[Dataset rows]
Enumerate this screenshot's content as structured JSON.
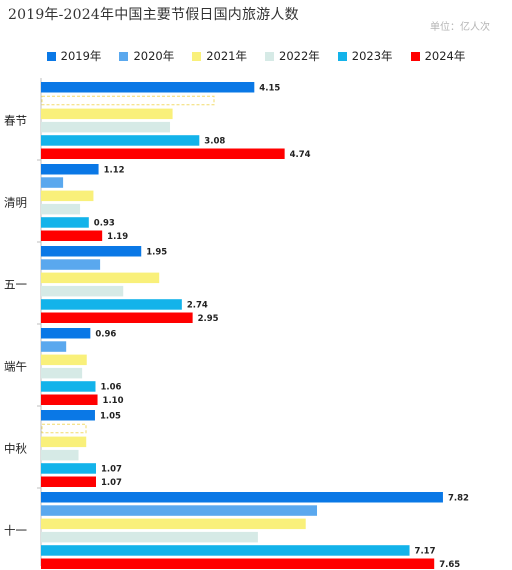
{
  "chart_data": {
    "type": "bar",
    "orientation": "horizontal",
    "title": "2019年-2024年中国主要节假日国内旅游人数",
    "unit": "单位：亿人次",
    "categories": [
      "春节",
      "清明",
      "五一",
      "端午",
      "中秋",
      "十一"
    ],
    "series": [
      {
        "name": "2019年",
        "color": "#0a78e6",
        "values": [
          4.15,
          1.12,
          1.95,
          0.96,
          1.05,
          7.82
        ],
        "labels": [
          "4.15",
          "1.12",
          "1.95",
          "0.96",
          "1.05",
          "7.82"
        ]
      },
      {
        "name": "2020年",
        "color": "#5aa8ee",
        "values": [
          null,
          0.43,
          1.15,
          0.49,
          null,
          5.37
        ],
        "labels": [
          "",
          "",
          "",
          "",
          "",
          ""
        ]
      },
      {
        "name": "2021年",
        "color": "#f9f07a",
        "values": [
          2.56,
          1.02,
          2.3,
          0.89,
          0.88,
          5.15
        ],
        "labels": [
          "",
          "",
          "",
          "",
          "",
          ""
        ]
      },
      {
        "name": "2022年",
        "color": "#d6eae6",
        "values": [
          2.51,
          0.76,
          1.6,
          0.8,
          0.73,
          4.22
        ],
        "labels": [
          "",
          "",
          "",
          "",
          "",
          ""
        ]
      },
      {
        "name": "2023年",
        "color": "#13b3ea",
        "values": [
          3.08,
          0.93,
          2.74,
          1.06,
          1.07,
          7.17
        ],
        "labels": [
          "3.08",
          "0.93",
          "2.74",
          "1.06",
          "1.07",
          "7.17"
        ]
      },
      {
        "name": "2024年",
        "color": "#ff0000",
        "values": [
          4.74,
          1.19,
          2.95,
          1.1,
          1.07,
          7.65
        ],
        "labels": [
          "4.74",
          "1.19",
          "2.95",
          "1.10",
          "1.07",
          "7.65"
        ]
      }
    ],
    "xlim": [
      0,
      8.5
    ],
    "legend": "top-center",
    "grid": false
  }
}
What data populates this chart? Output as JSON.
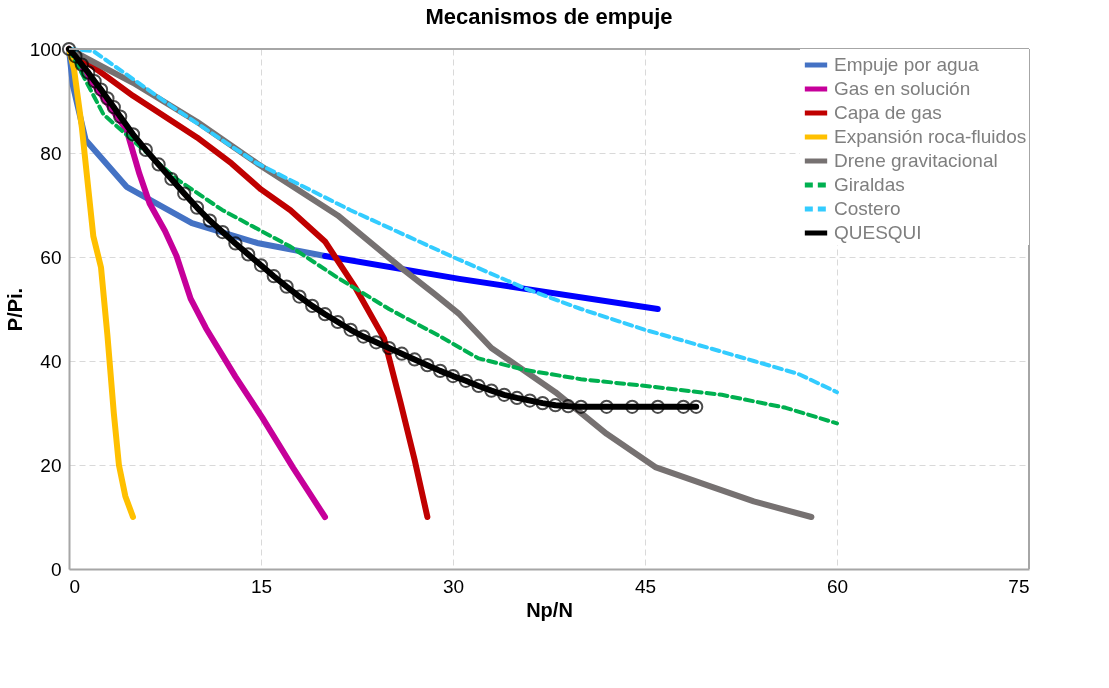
{
  "chart_data": {
    "type": "line",
    "title": "Mecanismos de empuje",
    "xlabel": "Np/N",
    "ylabel": "P/Pi.",
    "xlim": [
      0,
      75
    ],
    "ylim": [
      0,
      100
    ],
    "xticks": [
      0,
      15,
      30,
      45,
      60,
      75
    ],
    "yticks": [
      0,
      20,
      40,
      60,
      80,
      100
    ],
    "grid": true,
    "legend": "top right",
    "series": [
      {
        "name": "Empuje por agua",
        "color": "#4472c4",
        "line_style": "solid",
        "x": [
          0,
          0.3,
          1.3,
          4.5,
          9.6,
          14.7,
          20
        ],
        "values": [
          100,
          93,
          82.5,
          73.5,
          66.5,
          62.7,
          60.2
        ]
      },
      {
        "color": "#0000ff",
        "line_style": "solid",
        "x": [
          20,
          30.5,
          46
        ],
        "values": [
          60.2,
          55.8,
          50
        ]
      },
      {
        "name": "Gas en solución",
        "color": "#c6009a",
        "line_style": "solid",
        "x": [
          0,
          2,
          4.5,
          5.5,
          6.3,
          7.5,
          8.4,
          9.5,
          10.7,
          13,
          15.1,
          17.5,
          20
        ],
        "values": [
          100,
          93,
          84.4,
          76,
          70.3,
          65,
          60.2,
          52,
          46.3,
          37,
          29.1,
          19.5,
          10
        ]
      },
      {
        "name": "Capa de gas",
        "color": "#c00000",
        "line_style": "solid",
        "x": [
          0,
          5,
          10,
          12.7,
          15,
          17.3,
          20,
          22.4,
          24.6,
          25.9,
          27,
          28
        ],
        "values": [
          100,
          91,
          83,
          78,
          73,
          69,
          63,
          54,
          44.4,
          32,
          21,
          10
        ]
      },
      {
        "name": "Expansión roca-fluidos",
        "color": "#ffc000",
        "line_style": "solid",
        "x": [
          0,
          0.4,
          1,
          1.9,
          2.5,
          3,
          3.5,
          3.9,
          4.4,
          5
        ],
        "values": [
          100,
          96,
          85,
          64,
          58,
          45,
          30,
          20,
          14,
          10
        ]
      },
      {
        "name": "Drene gravitacional",
        "color": "#767171",
        "line_style": "solid",
        "x": [
          0,
          5,
          10,
          14.7,
          21,
          25.9,
          28.5,
          30.5,
          33,
          38,
          42,
          45.8,
          50,
          53.5,
          58
        ],
        "values": [
          100,
          93.5,
          86,
          78,
          68,
          58,
          53,
          49,
          42.5,
          34,
          26,
          19.6,
          16,
          13,
          10
        ]
      },
      {
        "name": "Giraldas",
        "color": "#00b050",
        "line_style": "dashed",
        "x": [
          0,
          2.7,
          8.4,
          12,
          17.3,
          21,
          25,
          28.8,
          32,
          35.6,
          40,
          45.8,
          51,
          56,
          60
        ],
        "values": [
          100,
          87.4,
          75,
          69,
          62,
          56,
          50,
          45,
          40.5,
          38.3,
          36.5,
          35,
          33.5,
          31,
          28
        ]
      },
      {
        "name": "Costero",
        "color": "#33ccff",
        "line_style": "dashed",
        "x": [
          0,
          1.9,
          8,
          14.7,
          22,
          30,
          35.6,
          40,
          45,
          50,
          53.5,
          57,
          60
        ],
        "values": [
          100,
          99.6,
          89,
          78,
          69,
          60,
          54,
          50,
          46,
          42.5,
          40,
          37.5,
          34
        ]
      },
      {
        "name": "QUESQUI",
        "color": "#000000",
        "line_style": "solid",
        "marker": "circle",
        "x": [
          0,
          0.5,
          1,
          1.5,
          2,
          2.5,
          3,
          3.5,
          4,
          5,
          6,
          7,
          8,
          9,
          10,
          11,
          12,
          13,
          14,
          15,
          16,
          17,
          18,
          19,
          20,
          21,
          22,
          23,
          24,
          25,
          26,
          27,
          28,
          29,
          30,
          31,
          32,
          33,
          34,
          35,
          36,
          37,
          38,
          39,
          40,
          42,
          44,
          46,
          48,
          49
        ],
        "values": [
          100,
          98.6,
          97,
          95.5,
          93.8,
          92.2,
          90.5,
          88.8,
          87,
          83.6,
          80.6,
          77.8,
          75,
          72.2,
          69.5,
          67,
          64.8,
          62.6,
          60.5,
          58.4,
          56.3,
          54.3,
          52.4,
          50.6,
          49,
          47.5,
          46,
          44.7,
          43.6,
          42.5,
          41.4,
          40.3,
          39.2,
          38.1,
          37.1,
          36.2,
          35.2,
          34.3,
          33.5,
          32.9,
          32.4,
          31.9,
          31.5,
          31.3,
          31.2,
          31.2,
          31.2,
          31.2,
          31.2,
          31.2
        ]
      }
    ]
  }
}
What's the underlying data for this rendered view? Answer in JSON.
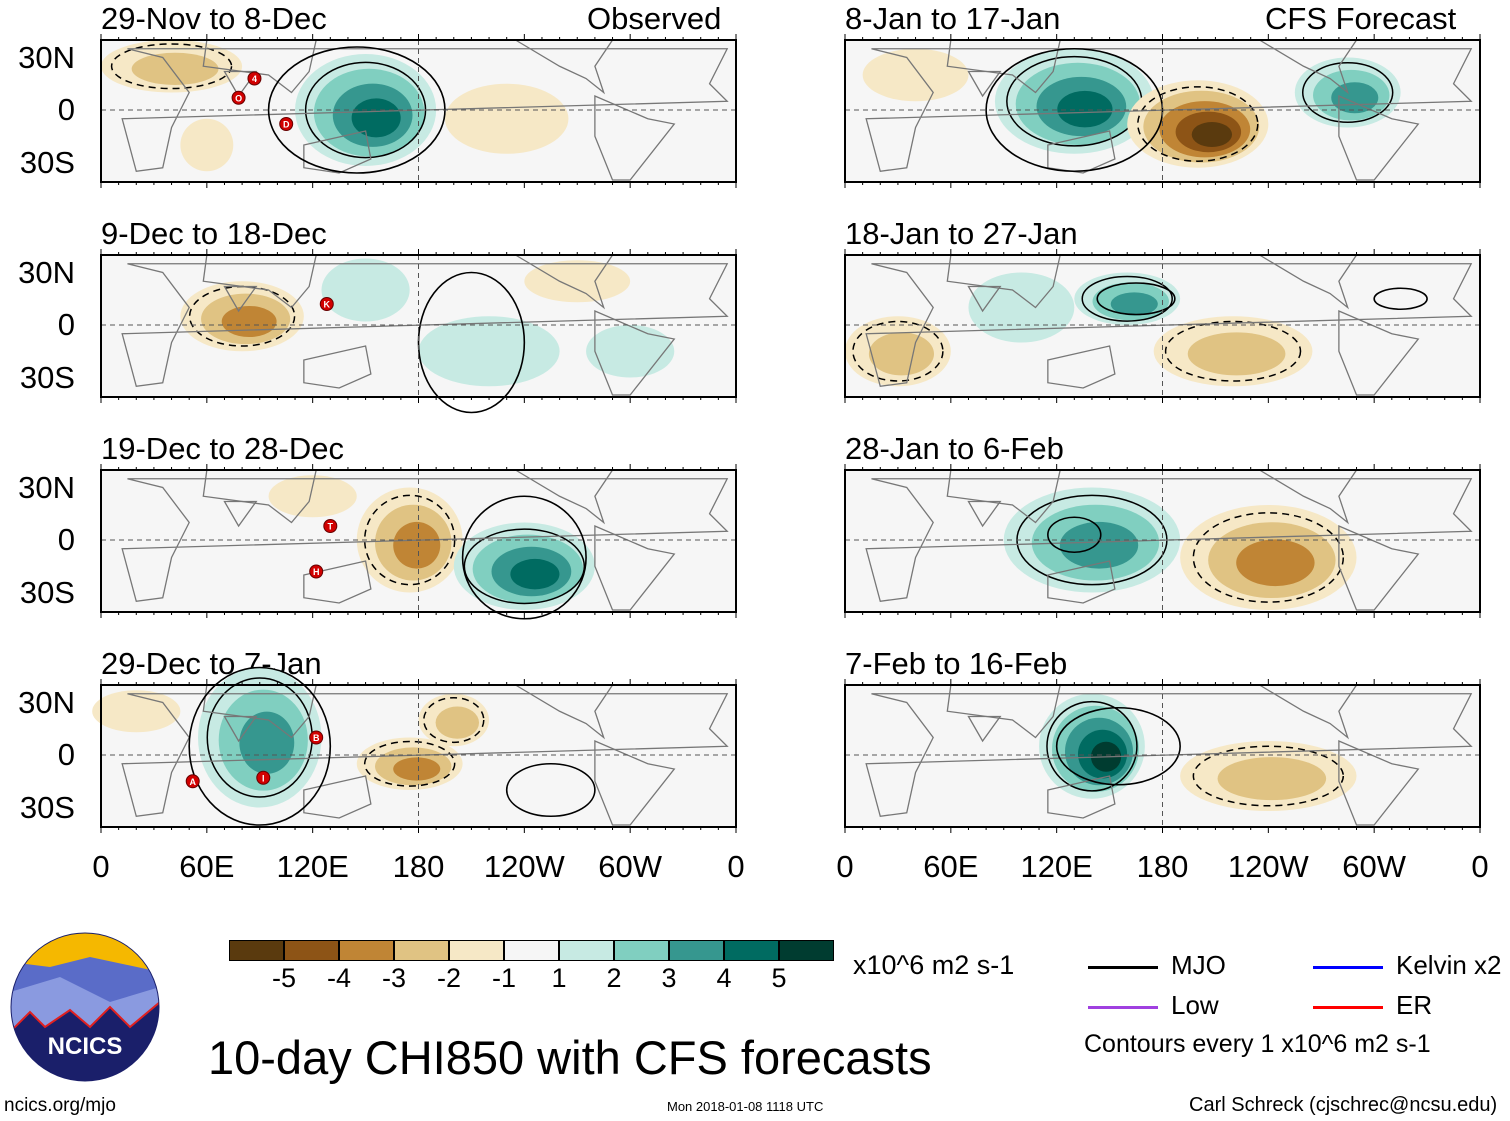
{
  "title": "10-day CHI850 with CFS forecasts",
  "units": "x10^6 m2 s-1",
  "website": "ncics.org/mjo",
  "timestamp": "Mon 2018-01-08 1118 UTC",
  "author": "Carl Schreck (cjschrec@ncsu.edu)",
  "logo_text": "NCICS",
  "observed_label": "Observed",
  "forecast_label": "CFS Forecast",
  "contour_note": "Contours every 1 x10^6 m2 s-1",
  "legend": [
    {
      "label": "MJO",
      "color": "#000000"
    },
    {
      "label": "Kelvin x2",
      "color": "#0000ff"
    },
    {
      "label": "Low",
      "color": "#a040e0"
    },
    {
      "label": "ER",
      "color": "#ff0000"
    }
  ],
  "lat_labels": [
    "30N",
    "0",
    "30S"
  ],
  "lon_labels": [
    "0",
    "60E",
    "120E",
    "180",
    "120W",
    "60W",
    "0"
  ],
  "colorbar": {
    "colors": [
      "#5a3a0e",
      "#8d5416",
      "#c08535",
      "#e0c383",
      "#f6e8c6",
      "#f6f6f6",
      "#c7eae3",
      "#80cfc0",
      "#36978f",
      "#006b61",
      "#003c30"
    ],
    "labels": [
      "-5",
      "-4",
      "-3",
      "-2",
      "-1",
      "1",
      "2",
      "3",
      "4",
      "5"
    ]
  },
  "chart_data": {
    "type": "heatmap",
    "variable": "CHI850 anomaly",
    "lon_range": [
      0,
      360
    ],
    "lat_range": [
      -40,
      40
    ],
    "panels": [
      {
        "title": "29-Dec to 7-Jan",
        "title_alt": "",
        "source": "observed",
        "features": []
      },
      {
        "title": "29-Nov to 8-Dec",
        "source": "observed",
        "features": [
          {
            "lon": 150,
            "lat": 0,
            "rlon": 40,
            "rlat": 32,
            "level": 4
          },
          {
            "lon": 40,
            "lat": 25,
            "rlon": 40,
            "rlat": 15,
            "level": -2
          },
          {
            "lon": 230,
            "lat": -5,
            "rlon": 35,
            "rlat": 20,
            "level": -1
          },
          {
            "lon": 60,
            "lat": -20,
            "rlon": 15,
            "rlat": 15,
            "level": -1
          }
        ],
        "mjo": [
          {
            "lon": 145,
            "lat": 0,
            "rlon": 50,
            "rlat": 36
          }
        ],
        "storms": [
          {
            "id": "4",
            "lon": 87,
            "lat": 18
          },
          {
            "id": "O",
            "lon": 78,
            "lat": 7
          },
          {
            "id": "D",
            "lon": 105,
            "lat": -8
          }
        ]
      },
      {
        "title": "9-Dec to 18-Dec",
        "source": "observed",
        "features": [
          {
            "lon": 80,
            "lat": 5,
            "rlon": 35,
            "rlat": 20,
            "level": -3
          },
          {
            "lon": 150,
            "lat": 20,
            "rlon": 25,
            "rlat": 18,
            "level": 1
          },
          {
            "lon": 220,
            "lat": -15,
            "rlon": 40,
            "rlat": 20,
            "level": 1
          },
          {
            "lon": 300,
            "lat": -15,
            "rlon": 25,
            "rlat": 15,
            "level": 1
          },
          {
            "lon": 270,
            "lat": 25,
            "rlon": 30,
            "rlat": 12,
            "level": -1
          }
        ],
        "mjo": [
          {
            "lon": 210,
            "lat": -10,
            "rlon": 30,
            "rlat": 40
          }
        ],
        "storms": [
          {
            "id": "K",
            "lon": 128,
            "lat": 12
          }
        ]
      },
      {
        "title": "19-Dec to 28-Dec",
        "source": "observed",
        "features": [
          {
            "lon": 175,
            "lat": 0,
            "rlon": 30,
            "rlat": 30,
            "level": -3
          },
          {
            "lon": 240,
            "lat": -15,
            "rlon": 40,
            "rlat": 25,
            "level": 4
          },
          {
            "lon": 120,
            "lat": 25,
            "rlon": 25,
            "rlat": 12,
            "level": -1
          }
        ],
        "mjo": [
          {
            "lon": 240,
            "lat": -10,
            "rlon": 35,
            "rlat": 35
          }
        ],
        "storms": [
          {
            "id": "T",
            "lon": 130,
            "lat": 8
          },
          {
            "id": "H",
            "lon": 122,
            "lat": -18
          }
        ]
      },
      {
        "title": "29-Dec to 7-Jan",
        "source": "observed",
        "features": [
          {
            "lon": 90,
            "lat": 10,
            "rlon": 35,
            "rlat": 40,
            "level": 3
          },
          {
            "lon": 175,
            "lat": -5,
            "rlon": 30,
            "rlat": 15,
            "level": -3
          },
          {
            "lon": 200,
            "lat": 20,
            "rlon": 20,
            "rlat": 15,
            "level": -2
          },
          {
            "lon": 20,
            "lat": 25,
            "rlon": 25,
            "rlat": 12,
            "level": -1
          }
        ],
        "mjo": [
          {
            "lon": 90,
            "lat": 5,
            "rlon": 40,
            "rlat": 45
          },
          {
            "lon": 255,
            "lat": -20,
            "rlon": 25,
            "rlat": 15
          }
        ],
        "storms": [
          {
            "id": "B",
            "lon": 122,
            "lat": 10
          },
          {
            "id": "A",
            "lon": 52,
            "lat": -15
          },
          {
            "id": "I",
            "lon": 92,
            "lat": -13
          }
        ]
      },
      {
        "title": "8-Jan to 17-Jan",
        "source": "forecast",
        "features": [
          {
            "lon": 130,
            "lat": 5,
            "rlon": 45,
            "rlat": 30,
            "level": 4
          },
          {
            "lon": 200,
            "lat": -8,
            "rlon": 40,
            "rlat": 25,
            "level": -5
          },
          {
            "lon": 285,
            "lat": 10,
            "rlon": 30,
            "rlat": 20,
            "level": 3
          },
          {
            "lon": 40,
            "lat": 20,
            "rlon": 30,
            "rlat": 15,
            "level": -1
          }
        ],
        "mjo": [
          {
            "lon": 130,
            "lat": 0,
            "rlon": 50,
            "rlat": 35
          }
        ],
        "storms": []
      },
      {
        "title": "18-Jan to 27-Jan",
        "source": "forecast",
        "features": [
          {
            "lon": 160,
            "lat": 15,
            "rlon": 30,
            "rlat": 15,
            "level": 3
          },
          {
            "lon": 220,
            "lat": -15,
            "rlon": 45,
            "rlat": 20,
            "level": -2
          },
          {
            "lon": 100,
            "lat": 10,
            "rlon": 30,
            "rlat": 20,
            "level": 1
          },
          {
            "lon": 30,
            "lat": -15,
            "rlon": 30,
            "rlat": 20,
            "level": -2
          }
        ],
        "mjo": [
          {
            "lon": 165,
            "lat": 15,
            "rlon": 22,
            "rlat": 9
          },
          {
            "lon": 315,
            "lat": 15,
            "rlon": 15,
            "rlat": 6
          }
        ],
        "storms": []
      },
      {
        "title": "28-Jan to 6-Feb",
        "source": "forecast",
        "features": [
          {
            "lon": 140,
            "lat": 0,
            "rlon": 50,
            "rlat": 30,
            "level": 3
          },
          {
            "lon": 240,
            "lat": -10,
            "rlon": 50,
            "rlat": 30,
            "level": -3
          }
        ],
        "mjo": [
          {
            "lon": 130,
            "lat": 3,
            "rlon": 15,
            "rlat": 10
          }
        ],
        "storms": []
      },
      {
        "title": "7-Feb to 16-Feb",
        "source": "forecast",
        "features": [
          {
            "lon": 140,
            "lat": 5,
            "rlon": 30,
            "rlat": 30,
            "level": 5
          },
          {
            "lon": 240,
            "lat": -12,
            "rlon": 50,
            "rlat": 20,
            "level": -2
          }
        ],
        "mjo": [
          {
            "lon": 155,
            "lat": 5,
            "rlon": 35,
            "rlat": 22
          }
        ],
        "storms": []
      }
    ]
  }
}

• **WHAT YOU ARE ASKED TO DO**
Show every line from the listing above in which the string "legend" appears.

• **RESPONSE TO THIS EXERCISE**
    "legend": "top-center",
    "legend": "top right",
  "legend": [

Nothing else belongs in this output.